_TASK_:
Using the data below, gather each line that includes the word "Investition".

Lines of data
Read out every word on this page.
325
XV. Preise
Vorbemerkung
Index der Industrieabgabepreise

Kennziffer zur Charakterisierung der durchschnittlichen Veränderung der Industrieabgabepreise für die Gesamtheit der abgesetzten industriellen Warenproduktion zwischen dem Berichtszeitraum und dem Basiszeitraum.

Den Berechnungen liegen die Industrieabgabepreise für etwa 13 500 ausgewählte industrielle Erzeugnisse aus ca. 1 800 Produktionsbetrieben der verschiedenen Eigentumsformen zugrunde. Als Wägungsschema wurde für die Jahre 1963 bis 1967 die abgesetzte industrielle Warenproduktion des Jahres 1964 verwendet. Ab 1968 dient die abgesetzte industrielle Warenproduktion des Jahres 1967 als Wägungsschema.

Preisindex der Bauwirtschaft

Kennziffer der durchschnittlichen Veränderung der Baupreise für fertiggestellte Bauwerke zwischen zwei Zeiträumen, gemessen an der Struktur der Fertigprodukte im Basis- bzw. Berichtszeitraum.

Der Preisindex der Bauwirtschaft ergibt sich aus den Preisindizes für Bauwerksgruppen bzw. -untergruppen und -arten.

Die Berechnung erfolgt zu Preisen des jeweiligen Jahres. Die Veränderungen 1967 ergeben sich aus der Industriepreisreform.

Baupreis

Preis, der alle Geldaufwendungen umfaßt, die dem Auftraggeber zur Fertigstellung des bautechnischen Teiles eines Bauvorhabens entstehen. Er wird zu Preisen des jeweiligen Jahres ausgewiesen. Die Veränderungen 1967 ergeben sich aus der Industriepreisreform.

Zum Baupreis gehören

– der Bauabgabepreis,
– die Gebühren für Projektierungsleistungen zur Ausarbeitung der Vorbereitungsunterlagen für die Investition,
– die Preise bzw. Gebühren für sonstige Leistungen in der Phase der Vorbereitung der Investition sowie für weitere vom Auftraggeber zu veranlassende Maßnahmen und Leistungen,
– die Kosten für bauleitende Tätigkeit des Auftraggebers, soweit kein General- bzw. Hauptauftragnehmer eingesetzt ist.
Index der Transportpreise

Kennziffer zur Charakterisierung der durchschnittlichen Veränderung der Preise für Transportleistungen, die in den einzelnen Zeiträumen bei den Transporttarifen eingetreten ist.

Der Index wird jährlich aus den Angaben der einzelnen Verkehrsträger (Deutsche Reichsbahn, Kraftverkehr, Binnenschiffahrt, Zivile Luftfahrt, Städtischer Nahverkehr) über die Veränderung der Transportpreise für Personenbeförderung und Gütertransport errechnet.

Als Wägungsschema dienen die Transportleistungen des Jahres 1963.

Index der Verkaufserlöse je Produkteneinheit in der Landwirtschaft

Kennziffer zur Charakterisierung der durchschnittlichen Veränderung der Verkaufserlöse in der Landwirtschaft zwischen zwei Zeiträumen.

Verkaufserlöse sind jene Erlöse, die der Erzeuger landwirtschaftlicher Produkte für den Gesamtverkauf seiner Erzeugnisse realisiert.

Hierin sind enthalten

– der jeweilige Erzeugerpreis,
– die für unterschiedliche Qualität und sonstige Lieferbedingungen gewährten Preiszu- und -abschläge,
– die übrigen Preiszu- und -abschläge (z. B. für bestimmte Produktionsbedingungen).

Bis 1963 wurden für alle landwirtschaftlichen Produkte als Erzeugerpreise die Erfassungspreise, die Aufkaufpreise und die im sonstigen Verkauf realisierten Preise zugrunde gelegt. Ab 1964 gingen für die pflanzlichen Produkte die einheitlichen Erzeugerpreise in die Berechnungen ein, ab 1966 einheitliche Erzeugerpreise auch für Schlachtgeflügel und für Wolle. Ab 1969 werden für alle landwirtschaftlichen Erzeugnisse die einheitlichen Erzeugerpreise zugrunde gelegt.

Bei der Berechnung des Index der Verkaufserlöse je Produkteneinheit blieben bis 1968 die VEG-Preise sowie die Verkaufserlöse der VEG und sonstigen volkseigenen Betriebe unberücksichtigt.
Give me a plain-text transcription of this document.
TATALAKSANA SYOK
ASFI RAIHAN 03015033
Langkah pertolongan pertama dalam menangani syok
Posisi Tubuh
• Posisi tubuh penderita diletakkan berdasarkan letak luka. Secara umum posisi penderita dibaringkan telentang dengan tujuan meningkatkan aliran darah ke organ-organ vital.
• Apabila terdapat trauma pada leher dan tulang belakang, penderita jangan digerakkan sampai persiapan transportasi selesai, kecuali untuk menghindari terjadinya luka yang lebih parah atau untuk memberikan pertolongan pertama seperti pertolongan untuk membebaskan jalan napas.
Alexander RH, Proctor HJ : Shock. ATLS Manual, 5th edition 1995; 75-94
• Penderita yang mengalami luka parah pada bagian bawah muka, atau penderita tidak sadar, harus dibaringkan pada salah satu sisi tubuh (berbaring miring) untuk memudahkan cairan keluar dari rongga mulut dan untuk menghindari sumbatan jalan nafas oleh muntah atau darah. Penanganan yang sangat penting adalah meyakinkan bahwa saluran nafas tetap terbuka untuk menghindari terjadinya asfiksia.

_THE RESPONSE_:
– die Gebühren für Projektierungsleistungen zur Ausarbeitung der Vorbereitungsunterlagen für die Investition,
– die Preise bzw. Gebühren für sonstige Leistungen in der Phase der Vorbereitung der Investition sowie für weitere vom Auftraggeber zu veranlassende Maßnahmen und Leistungen,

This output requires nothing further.